South Sudan’s makeshift capital starts from zero
By Katie Nguyen
RUMBEK, Jan 12 (Reuters) – The depth of poverty in southern Sudan becomes clear on visiting Rumbek, temporary capital of the oil-exporting region under a peace deal signed on Sunday.
A young boy wanders amidst ruins in Rumbek’s central market. Rumbek is due to become the temporary ‘capital’ of southern Sudan under a peace deal to be signed this weekend by the government and the main rebel movement. (AFP/File). . |
A walk in the town reveals none of the trappings of a petrodollar capital – no shopping malls, cinemas or nightclubs, no motorways, showpiece hotels, science parks or universities.
In this dusty centre of underdevelopment, there is not even mains electricity, piped water or asphalt roads.
Rather than office blocks, tall mango trees, thick with ripening fruit, dominate Rumbek’s skyline. No brick building is higher than one storey. Instead of four-lane traffic, the odd bicycle or moped cautiously navigates the town’s dirt roads, juddering at every deep dip.

.....

> **Directive**:
Transcribe everything in the news report on Rumbek from "A young boy" down to "every deep dip.". The material that comes next has no connection to the news report.

[Stored items from a collection]
.....

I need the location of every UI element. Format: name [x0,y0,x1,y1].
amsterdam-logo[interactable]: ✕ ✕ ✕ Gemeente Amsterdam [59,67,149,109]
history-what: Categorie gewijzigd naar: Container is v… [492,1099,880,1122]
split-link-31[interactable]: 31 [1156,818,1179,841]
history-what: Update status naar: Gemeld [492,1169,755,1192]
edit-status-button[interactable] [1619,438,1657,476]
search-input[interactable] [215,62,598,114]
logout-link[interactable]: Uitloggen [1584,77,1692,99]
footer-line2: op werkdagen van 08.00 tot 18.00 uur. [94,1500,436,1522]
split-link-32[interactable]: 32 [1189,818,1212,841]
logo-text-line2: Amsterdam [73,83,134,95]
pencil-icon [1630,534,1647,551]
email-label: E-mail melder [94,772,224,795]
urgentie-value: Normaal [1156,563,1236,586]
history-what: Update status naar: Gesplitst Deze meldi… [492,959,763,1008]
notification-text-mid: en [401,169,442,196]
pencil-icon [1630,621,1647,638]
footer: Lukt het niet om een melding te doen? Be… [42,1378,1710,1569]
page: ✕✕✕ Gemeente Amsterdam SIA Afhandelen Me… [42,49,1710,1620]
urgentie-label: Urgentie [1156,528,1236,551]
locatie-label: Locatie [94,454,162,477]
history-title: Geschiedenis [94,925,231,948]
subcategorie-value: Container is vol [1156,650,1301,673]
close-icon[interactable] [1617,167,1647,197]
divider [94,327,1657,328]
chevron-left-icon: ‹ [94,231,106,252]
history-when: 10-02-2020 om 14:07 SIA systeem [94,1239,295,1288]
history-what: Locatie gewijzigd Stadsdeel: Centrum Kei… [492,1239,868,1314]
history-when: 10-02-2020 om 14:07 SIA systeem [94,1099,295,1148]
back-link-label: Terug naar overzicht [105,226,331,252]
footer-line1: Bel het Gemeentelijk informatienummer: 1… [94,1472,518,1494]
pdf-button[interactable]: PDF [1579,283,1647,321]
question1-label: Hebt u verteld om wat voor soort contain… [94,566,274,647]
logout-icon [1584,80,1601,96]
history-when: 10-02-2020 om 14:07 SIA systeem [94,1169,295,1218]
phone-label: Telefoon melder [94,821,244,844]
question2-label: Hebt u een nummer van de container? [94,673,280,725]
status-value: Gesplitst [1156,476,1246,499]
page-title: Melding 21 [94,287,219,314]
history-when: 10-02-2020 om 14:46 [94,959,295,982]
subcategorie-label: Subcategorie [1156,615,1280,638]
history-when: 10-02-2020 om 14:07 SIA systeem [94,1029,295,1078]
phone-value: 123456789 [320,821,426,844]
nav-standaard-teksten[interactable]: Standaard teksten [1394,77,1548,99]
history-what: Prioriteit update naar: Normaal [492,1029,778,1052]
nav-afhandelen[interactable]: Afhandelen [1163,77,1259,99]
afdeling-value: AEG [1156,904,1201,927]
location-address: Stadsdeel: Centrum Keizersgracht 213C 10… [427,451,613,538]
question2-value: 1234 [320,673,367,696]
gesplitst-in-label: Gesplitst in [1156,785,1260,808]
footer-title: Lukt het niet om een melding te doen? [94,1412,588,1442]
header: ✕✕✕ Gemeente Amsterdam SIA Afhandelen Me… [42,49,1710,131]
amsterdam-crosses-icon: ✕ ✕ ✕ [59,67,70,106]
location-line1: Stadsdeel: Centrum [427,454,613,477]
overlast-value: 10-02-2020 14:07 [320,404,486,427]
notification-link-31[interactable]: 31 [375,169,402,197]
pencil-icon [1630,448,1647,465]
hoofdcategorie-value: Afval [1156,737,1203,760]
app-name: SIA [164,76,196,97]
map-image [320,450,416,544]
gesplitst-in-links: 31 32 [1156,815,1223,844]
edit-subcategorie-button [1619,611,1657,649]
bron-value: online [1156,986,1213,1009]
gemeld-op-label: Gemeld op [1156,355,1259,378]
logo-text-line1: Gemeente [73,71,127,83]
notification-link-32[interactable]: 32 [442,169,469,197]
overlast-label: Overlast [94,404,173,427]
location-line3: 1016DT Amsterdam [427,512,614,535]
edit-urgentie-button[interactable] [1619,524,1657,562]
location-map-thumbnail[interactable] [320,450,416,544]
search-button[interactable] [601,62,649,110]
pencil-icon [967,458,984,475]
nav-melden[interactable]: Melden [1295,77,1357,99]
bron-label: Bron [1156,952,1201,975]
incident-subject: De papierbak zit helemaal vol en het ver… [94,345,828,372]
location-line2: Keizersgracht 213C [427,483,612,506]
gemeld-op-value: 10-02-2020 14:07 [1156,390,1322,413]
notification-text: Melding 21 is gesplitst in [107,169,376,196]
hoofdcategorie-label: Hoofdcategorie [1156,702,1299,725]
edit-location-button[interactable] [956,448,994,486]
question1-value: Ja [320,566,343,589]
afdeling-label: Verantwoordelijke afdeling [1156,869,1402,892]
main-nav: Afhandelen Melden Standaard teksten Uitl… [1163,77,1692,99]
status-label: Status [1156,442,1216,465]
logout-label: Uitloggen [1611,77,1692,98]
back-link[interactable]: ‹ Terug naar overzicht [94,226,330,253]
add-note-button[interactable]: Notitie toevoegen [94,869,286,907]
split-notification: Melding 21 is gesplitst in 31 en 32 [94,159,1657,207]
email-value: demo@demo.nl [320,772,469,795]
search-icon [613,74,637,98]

.....

> **Task answer**:
A young boy wanders amidst ruins in Rumbek’s central market. Rumbek is due to become the temporary ‘capital’ of southern Sudan under a peace deal to be signed this weekend by the government and the main rebel movement. (AFP/File). . |
A walk in the town reveals none of the trappings of a petrodollar capital – no shopping malls, cinemas or nightclubs, no motorways, showpiece hotels, science parks or universities.
In this dusty centre of underdevelopment, there is not even mains electricity, piped water or asphalt roads.
Rather than office blocks, tall mango trees, thick with ripening fruit, dominate Rumbek’s skyline. No brick building is higher than one storey. Instead of four-lane traffic, the odd bicycle or moped cautiously navigates the town’s dirt roads, juddering at every deep dip.